_Problem details_: Every record must appear in your copy exactly as written, with no pictures.
[START OF Input records]
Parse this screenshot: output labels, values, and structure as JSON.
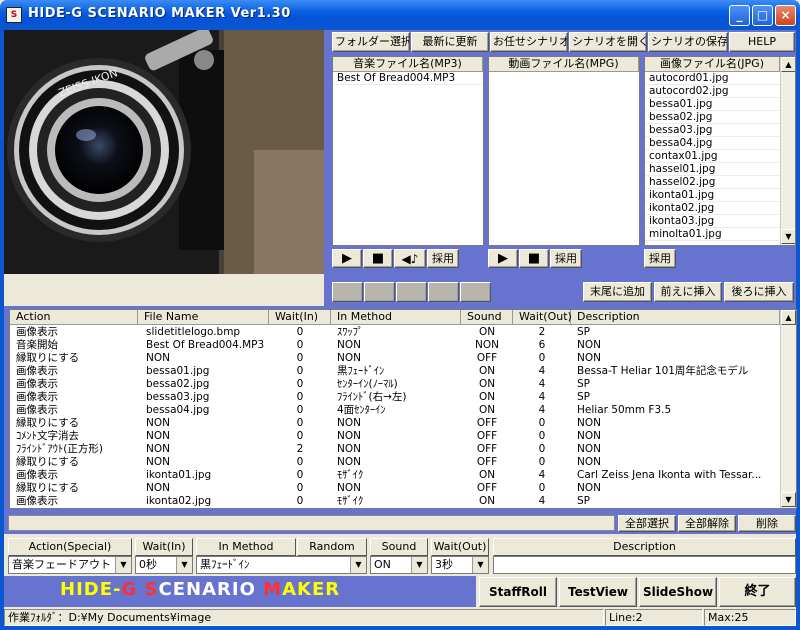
{
  "window": {
    "title": "HIDE-G SCENARIO MAKER Ver1.30",
    "icon_text": "S"
  },
  "toolbar": [
    "フォルダー選択",
    "最新に更新",
    "お任せシナリオ",
    "シナリオを開く",
    "シナリオの保存",
    "HELP"
  ],
  "audio_list": {
    "header": "音楽ファイル名(MP3)",
    "items": [
      "Best Of Bread004.MP3"
    ]
  },
  "video_list": {
    "header": "動画ファイル名(MPG)",
    "items": []
  },
  "image_list": {
    "header": "画像ファイル名(JPG)",
    "items": [
      "autocord01.jpg",
      "autocord02.jpg",
      "bessa01.jpg",
      "bessa02.jpg",
      "bessa03.jpg",
      "bessa04.jpg",
      "contax01.jpg",
      "hassel01.jpg",
      "hassel02.jpg",
      "ikonta01.jpg",
      "ikonta02.jpg",
      "ikonta03.jpg",
      "minolta01.jpg"
    ]
  },
  "media_controls": {
    "adopt": "採用",
    "play_icon": "play-icon",
    "stop_icon": "stop-icon",
    "volume_icon": "volume-icon"
  },
  "insert_buttons": [
    "末尾に追加",
    "前えに挿入",
    "後ろに挿入"
  ],
  "table": {
    "columns": [
      "Action",
      "File Name",
      "Wait(In)",
      "In Method",
      "Sound",
      "Wait(Out)",
      "Description"
    ],
    "rows": [
      [
        "画像表示",
        "slidetitlelogo.bmp",
        "0",
        "ｽﾜｯﾌﾟ",
        "ON",
        "2",
        "SP"
      ],
      [
        "音楽開始",
        "Best Of Bread004.MP3",
        "0",
        "NON",
        "NON",
        "6",
        "NON"
      ],
      [
        "縁取りにする",
        "NON",
        "0",
        "NON",
        "OFF",
        "0",
        "NON"
      ],
      [
        "画像表示",
        "bessa01.jpg",
        "0",
        "黒ﾌｪｰﾄﾞｲﾝ",
        "ON",
        "4",
        "Bessa-T Heliar 101周年記念モデル"
      ],
      [
        "画像表示",
        "bessa02.jpg",
        "0",
        "ｾﾝﾀｰｲﾝ(ﾉｰﾏﾙ)",
        "ON",
        "4",
        "SP"
      ],
      [
        "画像表示",
        "bessa03.jpg",
        "0",
        "ﾌﾗｲﾝﾄﾞ(右→左)",
        "ON",
        "4",
        "SP"
      ],
      [
        "画像表示",
        "bessa04.jpg",
        "0",
        "4面ｾﾝﾀｰｲﾝ",
        "ON",
        "4",
        "Heliar 50mm F3.5"
      ],
      [
        "縁取りにする",
        "NON",
        "0",
        "NON",
        "OFF",
        "0",
        "NON"
      ],
      [
        "ｺﾒﾝﾄ文字消去",
        "NON",
        "0",
        "NON",
        "OFF",
        "0",
        "NON"
      ],
      [
        "ﾌﾗｲﾝﾄﾞｱｳﾄ(正方形)",
        "NON",
        "2",
        "NON",
        "OFF",
        "0",
        "NON"
      ],
      [
        "縁取りにする",
        "NON",
        "0",
        "NON",
        "OFF",
        "0",
        "NON"
      ],
      [
        "画像表示",
        "ikonta01.jpg",
        "0",
        "ﾓｻﾞｲｸ",
        "ON",
        "4",
        "Carl Zeiss Jena Ikonta with Tessar..."
      ],
      [
        "縁取りにする",
        "NON",
        "0",
        "NON",
        "OFF",
        "0",
        "NON"
      ],
      [
        "画像表示",
        "ikonta02.jpg",
        "0",
        "ﾓｻﾞｲｸ",
        "ON",
        "4",
        "SP"
      ]
    ]
  },
  "table_actions": [
    "全部選択",
    "全部解除",
    "削除"
  ],
  "editor": {
    "headers": [
      "Action(Special)",
      "Wait(In)",
      "In Method",
      "Random",
      "Sound",
      "Wait(Out)",
      "Description"
    ],
    "action": "音楽フェードアウト",
    "wait_in": "0秒",
    "in_method": "黒ﾌｪｰﾄﾞｲﾝ",
    "sound": "ON",
    "wait_out": "3秒",
    "description": ""
  },
  "logo": {
    "parts": [
      "HIDE-",
      "G",
      " ",
      "S",
      "CENARIO ",
      "M",
      "AKER"
    ]
  },
  "bottom_buttons": [
    "StaffRoll",
    "TestView",
    "SlideShow",
    "終了"
  ],
  "status": {
    "folder": "作業ﾌｫﾙﾀﾞ：D:¥My Documents¥image",
    "line": "Line:2",
    "max": "Max:25"
  },
  "colors": {
    "accent_blue": "#0b57d0",
    "panel_blue": "#6674d0",
    "logo_yellow": "#ffff00",
    "logo_red": "#ff3030"
  }
}
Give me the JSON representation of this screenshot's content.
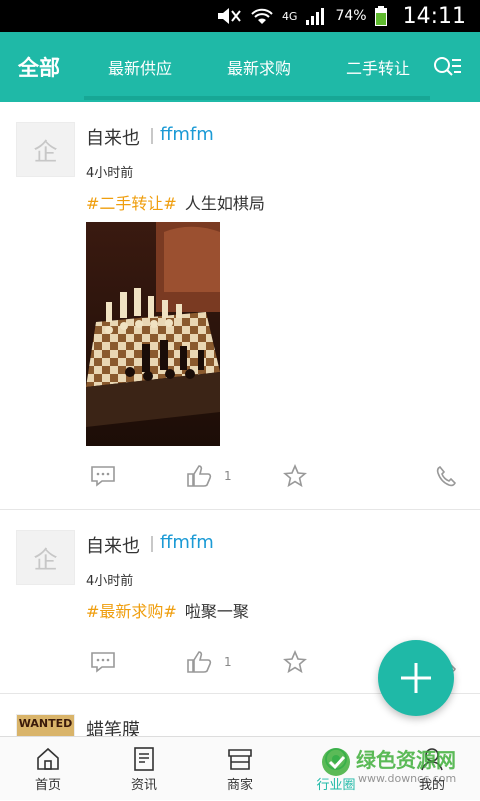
[END OF Input records]
_Finished task_:
Parse this screenshot: output labels, values, and structure as JSON.
{
  "window": {
    "title": "HIDE-G SCENARIO MAKER Ver1.30",
    "icon_text": "S"
  },
  "toolbar": [
    "フォルダー選択",
    "最新に更新",
    "お任せシナリオ",
    "シナリオを開く",
    "シナリオの保存",
    "HELP"
  ],
  "audio_list": {
    "header": "音楽ファイル名(MP3)",
    "items": [
      "Best Of Bread004.MP3"
    ]
  },
  "video_list": {
    "header": "動画ファイル名(MPG)",
    "items": []
  },
  "image_list": {
    "header": "画像ファイル名(JPG)",
    "items": [
      "autocord01.jpg",
      "autocord02.jpg",
      "bessa01.jpg",
      "bessa02.jpg",
      "bessa03.jpg",
      "bessa04.jpg",
      "contax01.jpg",
      "hassel01.jpg",
      "hassel02.jpg",
      "ikonta01.jpg",
      "ikonta02.jpg",
      "ikonta03.jpg",
      "minolta01.jpg"
    ]
  },
  "media_controls": {
    "adopt": "採用",
    "play_icon": "play-icon",
    "stop_icon": "stop-icon",
    "volume_icon": "volume-icon"
  },
  "insert_buttons": [
    "末尾に追加",
    "前えに挿入",
    "後ろに挿入"
  ],
  "table": {
    "columns": [
      "Action",
      "File Name",
      "Wait(In)",
      "In Method",
      "Sound",
      "Wait(Out)",
      "Description"
    ],
    "rows": [
      [
        "画像表示",
        "slidetitlelogo.bmp",
        "0",
        "ｽﾜｯﾌﾟ",
        "ON",
        "2",
        "SP"
      ],
      [
        "音楽開始",
        "Best Of Bread004.MP3",
        "0",
        "NON",
        "NON",
        "6",
        "NON"
      ],
      [
        "縁取りにする",
        "NON",
        "0",
        "NON",
        "OFF",
        "0",
        "NON"
      ],
      [
        "画像表示",
        "bessa01.jpg",
        "0",
        "黒ﾌｪｰﾄﾞｲﾝ",
        "ON",
        "4",
        "Bessa-T Heliar 101周年記念モデル"
      ],
      [
        "画像表示",
        "bessa02.jpg",
        "0",
        "ｾﾝﾀｰｲﾝ(ﾉｰﾏﾙ)",
        "ON",
        "4",
        "SP"
      ],
      [
        "画像表示",
        "bessa03.jpg",
        "0",
        "ﾌﾗｲﾝﾄﾞ(右→左)",
        "ON",
        "4",
        "SP"
      ],
      [
        "画像表示",
        "bessa04.jpg",
        "0",
        "4面ｾﾝﾀｰｲﾝ",
        "ON",
        "4",
        "Heliar 50mm F3.5"
      ],
      [
        "縁取りにする",
        "NON",
        "0",
        "NON",
        "OFF",
        "0",
        "NON"
      ],
      [
        "ｺﾒﾝﾄ文字消去",
        "NON",
        "0",
        "NON",
        "OFF",
        "0",
        "NON"
      ],
      [
        "ﾌﾗｲﾝﾄﾞｱｳﾄ(正方形)",
        "NON",
        "2",
        "NON",
        "OFF",
        "0",
        "NON"
      ],
      [
        "縁取りにする",
        "NON",
        "0",
        "NON",
        "OFF",
        "0",
        "NON"
      ],
      [
        "画像表示",
        "ikonta01.jpg",
        "0",
        "ﾓｻﾞｲｸ",
        "ON",
        "4",
        "Carl Zeiss Jena Ikonta with Tessar..."
      ],
      [
        "縁取りにする",
        "NON",
        "0",
        "NON",
        "OFF",
        "0",
        "NON"
      ],
      [
        "画像表示",
        "ikonta02.jpg",
        "0",
        "ﾓｻﾞｲｸ",
        "ON",
        "4",
        "SP"
      ]
    ]
  },
  "table_actions": [
    "全部選択",
    "全部解除",
    "削除"
  ],
  "editor": {
    "headers": [
      "Action(Special)",
      "Wait(In)",
      "In Method",
      "Random",
      "Sound",
      "Wait(Out)",
      "Description"
    ],
    "action": "音楽フェードアウト",
    "wait_in": "0秒",
    "in_method": "黒ﾌｪｰﾄﾞｲﾝ",
    "sound": "ON",
    "wait_out": "3秒",
    "description": ""
  },
  "logo": {
    "parts": [
      "HIDE-",
      "G",
      " ",
      "S",
      "CENARIO ",
      "M",
      "AKER"
    ]
  },
  "bottom_buttons": [
    "StaffRoll",
    "TestView",
    "SlideShow",
    "終了"
  ],
  "status": {
    "folder": "作業ﾌｫﾙﾀﾞ：D:¥My Documents¥image",
    "line": "Line:2",
    "max": "Max:25"
  },
  "colors": {
    "accent_blue": "#0b57d0",
    "panel_blue": "#6674d0",
    "logo_yellow": "#ffff00",
    "logo_red": "#ff3030"
  }
}
Give me the JSON representation of this screenshot's content.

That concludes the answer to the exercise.